**The exercise**
Locate the string "America" in the records below. Copy every line where it occurs.

Extracts from a graphics dataset
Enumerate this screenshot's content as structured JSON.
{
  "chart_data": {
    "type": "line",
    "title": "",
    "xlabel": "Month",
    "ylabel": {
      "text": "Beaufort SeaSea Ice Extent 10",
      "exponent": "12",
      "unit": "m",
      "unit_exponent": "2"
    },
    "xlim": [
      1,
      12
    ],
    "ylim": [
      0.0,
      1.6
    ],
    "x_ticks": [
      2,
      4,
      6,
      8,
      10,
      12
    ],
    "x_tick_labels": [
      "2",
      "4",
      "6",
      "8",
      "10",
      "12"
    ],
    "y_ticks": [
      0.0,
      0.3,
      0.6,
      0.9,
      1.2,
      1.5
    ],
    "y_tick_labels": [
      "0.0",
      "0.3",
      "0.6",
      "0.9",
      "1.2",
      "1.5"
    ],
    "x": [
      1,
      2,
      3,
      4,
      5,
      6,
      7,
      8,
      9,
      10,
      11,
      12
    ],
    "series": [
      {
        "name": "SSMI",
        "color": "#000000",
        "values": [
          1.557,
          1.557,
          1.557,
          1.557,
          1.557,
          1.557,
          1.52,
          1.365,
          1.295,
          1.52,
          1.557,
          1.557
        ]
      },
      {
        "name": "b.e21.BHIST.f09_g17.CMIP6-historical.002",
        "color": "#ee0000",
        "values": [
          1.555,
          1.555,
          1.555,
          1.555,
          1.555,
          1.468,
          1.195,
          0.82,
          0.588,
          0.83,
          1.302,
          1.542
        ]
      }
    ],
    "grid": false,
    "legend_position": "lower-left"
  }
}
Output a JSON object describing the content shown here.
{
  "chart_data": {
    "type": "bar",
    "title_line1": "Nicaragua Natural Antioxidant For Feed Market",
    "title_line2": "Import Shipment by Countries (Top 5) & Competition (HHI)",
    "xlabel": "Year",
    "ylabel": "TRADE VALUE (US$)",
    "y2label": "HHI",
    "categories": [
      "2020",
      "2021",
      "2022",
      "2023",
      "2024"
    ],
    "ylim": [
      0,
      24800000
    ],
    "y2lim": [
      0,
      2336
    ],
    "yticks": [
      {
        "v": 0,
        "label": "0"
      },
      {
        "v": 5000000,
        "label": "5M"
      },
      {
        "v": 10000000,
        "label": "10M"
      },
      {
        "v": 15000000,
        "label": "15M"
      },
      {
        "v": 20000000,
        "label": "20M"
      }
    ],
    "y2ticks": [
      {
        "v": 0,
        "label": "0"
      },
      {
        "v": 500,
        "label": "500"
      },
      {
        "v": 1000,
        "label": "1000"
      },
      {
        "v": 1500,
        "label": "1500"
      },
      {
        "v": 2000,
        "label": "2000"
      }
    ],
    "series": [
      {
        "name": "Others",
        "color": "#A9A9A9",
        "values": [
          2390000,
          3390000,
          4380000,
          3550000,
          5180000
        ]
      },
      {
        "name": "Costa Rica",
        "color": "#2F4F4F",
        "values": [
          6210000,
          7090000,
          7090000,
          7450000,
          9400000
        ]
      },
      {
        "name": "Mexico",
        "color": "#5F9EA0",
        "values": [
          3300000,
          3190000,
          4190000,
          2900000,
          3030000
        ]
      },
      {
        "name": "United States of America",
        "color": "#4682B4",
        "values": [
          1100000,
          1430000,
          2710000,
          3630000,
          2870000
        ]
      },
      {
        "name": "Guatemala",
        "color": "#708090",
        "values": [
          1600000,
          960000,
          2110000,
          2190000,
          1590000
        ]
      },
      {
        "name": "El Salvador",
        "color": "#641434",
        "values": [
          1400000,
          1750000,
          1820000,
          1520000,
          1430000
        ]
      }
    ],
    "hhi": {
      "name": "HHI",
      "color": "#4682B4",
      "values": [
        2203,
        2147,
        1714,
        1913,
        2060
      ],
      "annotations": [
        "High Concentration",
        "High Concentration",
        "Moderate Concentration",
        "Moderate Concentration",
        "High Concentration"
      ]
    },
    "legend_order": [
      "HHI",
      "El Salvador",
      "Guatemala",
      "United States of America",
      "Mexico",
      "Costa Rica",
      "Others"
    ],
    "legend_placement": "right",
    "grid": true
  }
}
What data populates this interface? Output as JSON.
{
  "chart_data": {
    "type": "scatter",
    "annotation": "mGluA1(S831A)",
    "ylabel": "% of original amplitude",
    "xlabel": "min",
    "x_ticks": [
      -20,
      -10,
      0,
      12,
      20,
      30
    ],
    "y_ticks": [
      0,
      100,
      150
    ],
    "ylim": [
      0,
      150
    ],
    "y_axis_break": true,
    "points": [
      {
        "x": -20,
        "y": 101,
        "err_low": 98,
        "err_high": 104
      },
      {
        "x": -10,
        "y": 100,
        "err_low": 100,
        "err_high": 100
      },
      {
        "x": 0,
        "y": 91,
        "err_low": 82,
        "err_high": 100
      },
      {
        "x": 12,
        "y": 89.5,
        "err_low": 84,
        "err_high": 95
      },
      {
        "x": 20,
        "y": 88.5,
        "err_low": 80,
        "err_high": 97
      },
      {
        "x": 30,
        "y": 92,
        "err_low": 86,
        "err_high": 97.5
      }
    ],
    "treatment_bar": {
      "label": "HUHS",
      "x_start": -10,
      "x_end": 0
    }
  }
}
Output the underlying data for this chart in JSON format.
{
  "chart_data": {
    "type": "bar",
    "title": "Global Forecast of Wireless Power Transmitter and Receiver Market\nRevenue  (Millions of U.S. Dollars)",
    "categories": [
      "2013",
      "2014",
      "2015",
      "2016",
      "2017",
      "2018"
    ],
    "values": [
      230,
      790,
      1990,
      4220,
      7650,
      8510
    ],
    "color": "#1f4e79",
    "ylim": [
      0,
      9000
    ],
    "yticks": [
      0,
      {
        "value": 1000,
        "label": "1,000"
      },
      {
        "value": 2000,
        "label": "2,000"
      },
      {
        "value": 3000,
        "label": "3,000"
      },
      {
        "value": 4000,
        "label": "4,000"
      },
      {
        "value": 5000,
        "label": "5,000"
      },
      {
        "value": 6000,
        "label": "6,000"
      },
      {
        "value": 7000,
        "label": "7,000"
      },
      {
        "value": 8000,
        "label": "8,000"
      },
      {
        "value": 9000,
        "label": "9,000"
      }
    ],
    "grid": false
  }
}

**Task solution**
        "name": "United States of America",
      "United States of America",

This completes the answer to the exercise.